WHAT TO PRODUCE:
Pick out each line with the word "data" from the material that follows.

####################

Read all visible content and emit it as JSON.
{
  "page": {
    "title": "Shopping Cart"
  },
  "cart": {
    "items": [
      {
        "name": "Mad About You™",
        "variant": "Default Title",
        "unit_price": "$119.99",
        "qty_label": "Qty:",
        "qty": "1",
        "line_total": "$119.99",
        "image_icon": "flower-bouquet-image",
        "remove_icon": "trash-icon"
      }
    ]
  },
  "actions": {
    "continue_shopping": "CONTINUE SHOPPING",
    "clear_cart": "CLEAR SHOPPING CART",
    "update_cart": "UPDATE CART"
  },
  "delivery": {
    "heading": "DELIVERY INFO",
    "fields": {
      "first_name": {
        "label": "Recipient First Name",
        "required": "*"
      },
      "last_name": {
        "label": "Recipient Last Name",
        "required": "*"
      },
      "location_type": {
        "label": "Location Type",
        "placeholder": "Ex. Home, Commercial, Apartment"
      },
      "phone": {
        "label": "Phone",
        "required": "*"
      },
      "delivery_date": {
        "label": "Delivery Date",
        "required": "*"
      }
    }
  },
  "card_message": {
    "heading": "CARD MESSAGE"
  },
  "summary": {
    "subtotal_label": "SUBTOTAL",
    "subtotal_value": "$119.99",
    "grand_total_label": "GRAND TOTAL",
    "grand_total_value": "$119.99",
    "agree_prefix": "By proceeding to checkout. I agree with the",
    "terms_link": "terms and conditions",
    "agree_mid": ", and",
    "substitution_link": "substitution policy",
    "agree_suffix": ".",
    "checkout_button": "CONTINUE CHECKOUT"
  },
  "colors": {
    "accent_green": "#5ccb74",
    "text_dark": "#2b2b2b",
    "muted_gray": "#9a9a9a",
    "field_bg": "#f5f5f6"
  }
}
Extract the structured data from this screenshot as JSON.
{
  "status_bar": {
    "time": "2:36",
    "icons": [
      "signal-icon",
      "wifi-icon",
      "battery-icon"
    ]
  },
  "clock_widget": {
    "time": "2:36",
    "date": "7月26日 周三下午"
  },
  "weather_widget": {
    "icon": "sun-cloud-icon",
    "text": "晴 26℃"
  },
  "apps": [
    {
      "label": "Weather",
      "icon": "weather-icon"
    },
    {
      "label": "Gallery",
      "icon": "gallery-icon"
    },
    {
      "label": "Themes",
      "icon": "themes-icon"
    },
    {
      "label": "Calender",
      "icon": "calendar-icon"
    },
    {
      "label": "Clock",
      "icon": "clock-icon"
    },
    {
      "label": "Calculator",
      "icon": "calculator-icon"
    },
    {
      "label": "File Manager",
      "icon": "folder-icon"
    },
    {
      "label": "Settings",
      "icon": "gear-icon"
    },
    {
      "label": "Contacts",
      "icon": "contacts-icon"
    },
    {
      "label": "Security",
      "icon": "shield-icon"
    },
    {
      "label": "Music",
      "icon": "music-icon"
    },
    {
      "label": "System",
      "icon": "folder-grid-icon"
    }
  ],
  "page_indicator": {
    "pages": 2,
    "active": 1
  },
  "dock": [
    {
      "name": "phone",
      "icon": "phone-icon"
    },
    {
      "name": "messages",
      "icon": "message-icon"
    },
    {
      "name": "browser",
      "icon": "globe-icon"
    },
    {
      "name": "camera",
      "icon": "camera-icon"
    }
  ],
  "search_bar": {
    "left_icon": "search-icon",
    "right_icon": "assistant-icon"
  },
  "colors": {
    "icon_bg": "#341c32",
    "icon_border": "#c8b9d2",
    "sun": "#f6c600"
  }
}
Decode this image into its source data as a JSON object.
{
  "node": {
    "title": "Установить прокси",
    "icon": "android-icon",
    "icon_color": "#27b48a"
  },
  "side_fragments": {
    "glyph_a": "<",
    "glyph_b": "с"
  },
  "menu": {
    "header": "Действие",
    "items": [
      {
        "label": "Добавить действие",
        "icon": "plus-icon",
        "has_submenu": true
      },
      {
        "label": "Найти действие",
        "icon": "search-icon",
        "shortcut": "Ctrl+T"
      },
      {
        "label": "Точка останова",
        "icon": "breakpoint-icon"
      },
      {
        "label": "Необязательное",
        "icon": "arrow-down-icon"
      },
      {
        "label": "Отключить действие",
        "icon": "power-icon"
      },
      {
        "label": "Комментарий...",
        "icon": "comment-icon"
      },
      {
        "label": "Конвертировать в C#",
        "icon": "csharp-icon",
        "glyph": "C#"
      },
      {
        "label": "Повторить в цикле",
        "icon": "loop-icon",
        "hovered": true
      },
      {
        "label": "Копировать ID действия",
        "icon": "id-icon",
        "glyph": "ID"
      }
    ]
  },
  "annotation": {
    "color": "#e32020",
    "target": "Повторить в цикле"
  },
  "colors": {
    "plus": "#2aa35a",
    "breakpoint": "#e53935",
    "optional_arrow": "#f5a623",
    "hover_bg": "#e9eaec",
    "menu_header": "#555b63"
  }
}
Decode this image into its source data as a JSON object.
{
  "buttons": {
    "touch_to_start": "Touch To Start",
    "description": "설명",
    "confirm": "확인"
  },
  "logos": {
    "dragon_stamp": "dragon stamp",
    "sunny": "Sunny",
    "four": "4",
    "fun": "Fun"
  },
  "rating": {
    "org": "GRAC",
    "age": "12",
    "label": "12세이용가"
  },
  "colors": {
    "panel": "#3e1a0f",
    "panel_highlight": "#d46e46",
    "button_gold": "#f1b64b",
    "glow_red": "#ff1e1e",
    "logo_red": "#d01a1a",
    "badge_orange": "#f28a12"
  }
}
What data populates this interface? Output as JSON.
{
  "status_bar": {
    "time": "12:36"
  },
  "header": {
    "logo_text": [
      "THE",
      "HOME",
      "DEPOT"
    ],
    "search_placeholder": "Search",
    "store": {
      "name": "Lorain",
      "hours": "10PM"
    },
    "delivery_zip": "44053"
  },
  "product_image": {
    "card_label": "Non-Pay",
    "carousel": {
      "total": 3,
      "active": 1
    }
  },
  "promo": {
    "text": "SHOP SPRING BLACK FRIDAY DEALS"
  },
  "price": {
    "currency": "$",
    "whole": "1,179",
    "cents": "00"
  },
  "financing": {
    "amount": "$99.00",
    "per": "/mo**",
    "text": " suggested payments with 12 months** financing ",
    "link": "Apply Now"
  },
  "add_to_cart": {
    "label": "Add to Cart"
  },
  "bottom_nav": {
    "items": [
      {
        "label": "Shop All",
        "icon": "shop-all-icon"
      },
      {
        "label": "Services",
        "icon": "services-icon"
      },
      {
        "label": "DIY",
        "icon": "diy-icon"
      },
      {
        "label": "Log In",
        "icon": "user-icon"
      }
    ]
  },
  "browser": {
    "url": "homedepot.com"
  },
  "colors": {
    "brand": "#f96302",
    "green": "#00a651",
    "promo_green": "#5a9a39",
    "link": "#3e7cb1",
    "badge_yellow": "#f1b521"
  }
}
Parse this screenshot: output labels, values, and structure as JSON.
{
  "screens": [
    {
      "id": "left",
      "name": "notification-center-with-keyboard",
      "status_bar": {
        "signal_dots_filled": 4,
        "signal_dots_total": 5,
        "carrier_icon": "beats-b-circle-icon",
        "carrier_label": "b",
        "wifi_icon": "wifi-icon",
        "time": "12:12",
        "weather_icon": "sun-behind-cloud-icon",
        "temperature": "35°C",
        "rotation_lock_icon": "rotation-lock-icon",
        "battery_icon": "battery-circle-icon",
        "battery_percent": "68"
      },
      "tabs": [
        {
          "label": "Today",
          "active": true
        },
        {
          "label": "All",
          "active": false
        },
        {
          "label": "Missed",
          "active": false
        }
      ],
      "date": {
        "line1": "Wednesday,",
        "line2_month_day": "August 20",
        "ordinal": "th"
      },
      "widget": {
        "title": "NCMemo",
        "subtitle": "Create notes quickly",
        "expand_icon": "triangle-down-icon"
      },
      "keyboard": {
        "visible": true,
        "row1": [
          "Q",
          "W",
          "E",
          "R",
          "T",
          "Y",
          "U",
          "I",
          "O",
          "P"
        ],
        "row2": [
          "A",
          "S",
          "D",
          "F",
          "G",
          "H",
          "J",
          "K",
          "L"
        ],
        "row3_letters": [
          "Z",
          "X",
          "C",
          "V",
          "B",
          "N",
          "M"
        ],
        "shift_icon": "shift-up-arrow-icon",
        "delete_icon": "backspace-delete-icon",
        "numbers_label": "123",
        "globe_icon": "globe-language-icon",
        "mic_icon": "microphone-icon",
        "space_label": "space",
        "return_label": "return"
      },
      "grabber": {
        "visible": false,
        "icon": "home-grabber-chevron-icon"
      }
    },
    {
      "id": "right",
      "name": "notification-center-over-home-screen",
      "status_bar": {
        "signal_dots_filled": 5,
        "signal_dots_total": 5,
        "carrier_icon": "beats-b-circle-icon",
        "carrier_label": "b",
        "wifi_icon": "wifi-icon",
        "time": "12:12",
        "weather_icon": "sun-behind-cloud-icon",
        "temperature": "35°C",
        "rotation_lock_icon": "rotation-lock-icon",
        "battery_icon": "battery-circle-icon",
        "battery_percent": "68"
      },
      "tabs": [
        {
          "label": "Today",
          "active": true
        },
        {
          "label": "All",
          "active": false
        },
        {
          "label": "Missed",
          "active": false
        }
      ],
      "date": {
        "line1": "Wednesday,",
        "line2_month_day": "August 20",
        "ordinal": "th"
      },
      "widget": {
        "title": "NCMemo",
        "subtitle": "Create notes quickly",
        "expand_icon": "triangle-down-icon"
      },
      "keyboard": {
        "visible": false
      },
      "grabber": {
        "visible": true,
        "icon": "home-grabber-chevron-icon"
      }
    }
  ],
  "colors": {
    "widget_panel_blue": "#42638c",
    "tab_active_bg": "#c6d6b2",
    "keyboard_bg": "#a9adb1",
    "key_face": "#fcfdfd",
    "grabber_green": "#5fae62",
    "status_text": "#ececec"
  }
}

####################

ANSWER TO THIS PROBLEM:
Extract the structured data from this screenshot as JSON.
Decode this image into its source data as a JSON object.
Decode this image into its source data as a JSON object.
What data populates this interface? Output as JSON.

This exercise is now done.